*** EXTRACT PROVIDED ***

From left, coaches Todd Hayes and Stu McMillan stand with Aja Evans and pilot Jamie Greubel
Arnd Wiegmann / Reuters
From left, coaches Todd Hayes and Stu McMillan stand with Aja Evans and pilot Jamie Greubel of the U.S. before they start a run in Sochi on Feb. 18.

Snowboarder Alex Deibold, who won a bronze in snowboard cross even though he was a distant underdog, said that his coaches’ belief in him — even when he isn’t having a good run — is key to his success.

“They’ll pull me aside and say, ‘Come on, you KNOW how to do this, everything else will fall into place,’” he said. “And that gets me in the right mindset.”

Know when to back off and when to push harder. Strategy is key to helping young athletes get their heads in the game — especially when youthful rebellion becomes a factor.

“[My coach] was great because she knew how to read me, and if I started to get frustrated, she knew what buttons to push, either turn it around or back off,” figure skater Kristi Yamaguchi said of Christy Ness, who coached her from age 9 through her 1992 Olympic gold.

*** DATA FOR REVIEW ***

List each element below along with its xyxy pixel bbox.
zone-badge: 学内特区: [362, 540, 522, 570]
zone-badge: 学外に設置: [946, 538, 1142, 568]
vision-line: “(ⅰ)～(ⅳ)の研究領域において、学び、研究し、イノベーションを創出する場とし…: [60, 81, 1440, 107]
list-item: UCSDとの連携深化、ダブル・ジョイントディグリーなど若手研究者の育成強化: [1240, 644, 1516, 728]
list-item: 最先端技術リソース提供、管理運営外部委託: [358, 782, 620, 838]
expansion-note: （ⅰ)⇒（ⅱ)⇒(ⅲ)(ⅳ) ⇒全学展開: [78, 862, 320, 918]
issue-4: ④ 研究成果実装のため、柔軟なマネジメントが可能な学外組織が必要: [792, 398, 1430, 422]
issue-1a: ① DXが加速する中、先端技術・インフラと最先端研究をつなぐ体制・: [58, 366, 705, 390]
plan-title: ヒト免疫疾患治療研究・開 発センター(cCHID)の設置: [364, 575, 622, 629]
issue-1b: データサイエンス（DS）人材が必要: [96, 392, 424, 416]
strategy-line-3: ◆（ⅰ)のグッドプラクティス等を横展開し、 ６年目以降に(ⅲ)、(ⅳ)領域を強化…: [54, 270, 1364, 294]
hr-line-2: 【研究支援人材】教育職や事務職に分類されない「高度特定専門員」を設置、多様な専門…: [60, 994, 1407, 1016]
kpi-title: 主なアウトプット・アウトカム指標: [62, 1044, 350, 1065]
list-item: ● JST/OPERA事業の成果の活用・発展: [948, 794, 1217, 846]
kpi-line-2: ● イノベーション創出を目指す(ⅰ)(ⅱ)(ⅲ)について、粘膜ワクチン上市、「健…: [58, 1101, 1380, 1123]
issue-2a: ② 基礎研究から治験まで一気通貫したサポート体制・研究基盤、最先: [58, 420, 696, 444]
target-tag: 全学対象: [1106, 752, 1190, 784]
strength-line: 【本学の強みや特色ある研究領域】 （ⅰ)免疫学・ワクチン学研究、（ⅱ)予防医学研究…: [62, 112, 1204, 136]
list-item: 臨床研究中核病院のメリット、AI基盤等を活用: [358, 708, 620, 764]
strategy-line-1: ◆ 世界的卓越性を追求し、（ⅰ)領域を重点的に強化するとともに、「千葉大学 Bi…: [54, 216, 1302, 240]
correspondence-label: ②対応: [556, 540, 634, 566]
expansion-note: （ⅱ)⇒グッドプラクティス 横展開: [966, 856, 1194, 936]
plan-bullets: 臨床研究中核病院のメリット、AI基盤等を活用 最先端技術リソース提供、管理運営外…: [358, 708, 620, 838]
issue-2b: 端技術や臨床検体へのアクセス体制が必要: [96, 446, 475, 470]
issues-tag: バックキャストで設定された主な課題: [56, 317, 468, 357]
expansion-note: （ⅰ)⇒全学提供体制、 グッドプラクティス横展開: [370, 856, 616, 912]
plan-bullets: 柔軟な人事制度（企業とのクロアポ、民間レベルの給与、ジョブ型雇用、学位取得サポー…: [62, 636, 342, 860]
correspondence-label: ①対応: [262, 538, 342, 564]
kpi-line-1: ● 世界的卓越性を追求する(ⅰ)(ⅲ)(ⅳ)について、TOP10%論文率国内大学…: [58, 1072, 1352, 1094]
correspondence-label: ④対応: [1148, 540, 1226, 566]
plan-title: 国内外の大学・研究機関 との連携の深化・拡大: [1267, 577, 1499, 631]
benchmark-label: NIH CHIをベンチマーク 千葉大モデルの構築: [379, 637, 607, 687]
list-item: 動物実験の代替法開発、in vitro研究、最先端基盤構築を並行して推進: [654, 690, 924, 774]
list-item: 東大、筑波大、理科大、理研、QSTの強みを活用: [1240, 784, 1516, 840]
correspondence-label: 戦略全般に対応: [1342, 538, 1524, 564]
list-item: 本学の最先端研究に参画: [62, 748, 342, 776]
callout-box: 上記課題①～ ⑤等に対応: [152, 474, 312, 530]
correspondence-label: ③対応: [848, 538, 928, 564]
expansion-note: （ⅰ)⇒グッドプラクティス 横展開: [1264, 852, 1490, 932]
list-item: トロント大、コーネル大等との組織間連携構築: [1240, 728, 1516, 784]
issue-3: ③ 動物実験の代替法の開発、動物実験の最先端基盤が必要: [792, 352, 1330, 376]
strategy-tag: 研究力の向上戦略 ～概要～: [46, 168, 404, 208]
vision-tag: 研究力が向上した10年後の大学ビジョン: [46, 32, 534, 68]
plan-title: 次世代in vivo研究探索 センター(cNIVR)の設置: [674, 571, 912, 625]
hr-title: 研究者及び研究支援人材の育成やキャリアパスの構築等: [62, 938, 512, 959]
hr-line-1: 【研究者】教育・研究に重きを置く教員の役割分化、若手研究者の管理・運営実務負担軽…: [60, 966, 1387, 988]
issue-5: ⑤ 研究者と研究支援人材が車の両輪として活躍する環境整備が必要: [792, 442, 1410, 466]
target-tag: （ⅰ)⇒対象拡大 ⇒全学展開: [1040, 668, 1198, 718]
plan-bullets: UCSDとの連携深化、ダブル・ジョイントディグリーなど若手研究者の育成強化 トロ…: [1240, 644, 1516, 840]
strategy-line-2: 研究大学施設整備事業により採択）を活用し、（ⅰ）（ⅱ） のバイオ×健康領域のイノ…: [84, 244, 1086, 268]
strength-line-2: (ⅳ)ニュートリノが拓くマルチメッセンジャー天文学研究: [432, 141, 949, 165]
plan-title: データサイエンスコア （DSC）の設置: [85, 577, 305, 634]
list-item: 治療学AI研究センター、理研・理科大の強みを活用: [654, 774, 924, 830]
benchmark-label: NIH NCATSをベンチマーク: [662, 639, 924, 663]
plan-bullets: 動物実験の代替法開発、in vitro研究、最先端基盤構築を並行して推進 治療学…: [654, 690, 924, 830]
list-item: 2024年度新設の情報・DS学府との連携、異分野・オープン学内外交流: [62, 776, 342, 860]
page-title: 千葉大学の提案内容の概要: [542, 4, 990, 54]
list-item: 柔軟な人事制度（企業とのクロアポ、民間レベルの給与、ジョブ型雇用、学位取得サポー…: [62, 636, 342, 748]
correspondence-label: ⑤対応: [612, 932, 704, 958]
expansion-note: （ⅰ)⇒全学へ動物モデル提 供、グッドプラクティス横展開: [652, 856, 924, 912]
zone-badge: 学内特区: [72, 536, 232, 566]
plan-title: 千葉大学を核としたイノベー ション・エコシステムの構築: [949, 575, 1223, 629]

***

**WHAT YOU WILL DO:**
a: According to the excerpt on Olympic athletes and their coaches, who coached Kristi Yamaguchi from age 9 through her 1992 Olympic gold?
b: Write the next part of the excerpt on Olympic athletes and their coaches, picking up after its final sentence.

**PER-TASK OUTPUTS:**
a: Christy Ness coached her.

b:
“Sometimes you need to battle it out a little bit and then come back the next day and start fresh. There were times that, of course as a teen, I wanted to rebel against any authority figure. But deep down inside, I knew she was the one with the knowledge and experience, so having that little bit of space helped.”

Other times, Yamaguchi said, her coach knew that she just needed a dose of reality. “When I was just being lazy, she would say, ‘If you’re not working hard, I know who else is’ — my competitors. And with comments like that, I was like, ‘OK, you’ve got a point.’”

Help them stay positive. Even the talented Julia Mancuso, who took bronze in Alpine skiing super combined slalom at the Sochi Games, has off days, and gets frustrated enough to want to quit practice. But Chris Knight, her personal coach since 2006, finds ways to inspire her and turn around her negativity.

“What he likes to do is put on video of a good run or an inspiring run that I’ve made and he’ll sit me down and say, ‘Forget about what you just did and look and this — this is what you can do.’”

Keep your emotions in check. Frank Carroll, the famed figure skating coach who has worked with Michelle Kwan, Evan Lysacek and now Gracie Gold, says he’s learned a lot of lessons over the years when it comes to communicating with his athletes.

“I’ve mellowed out over the years,” he told TODAY.com. So before his skaters get on the ice, he puts on his poker face.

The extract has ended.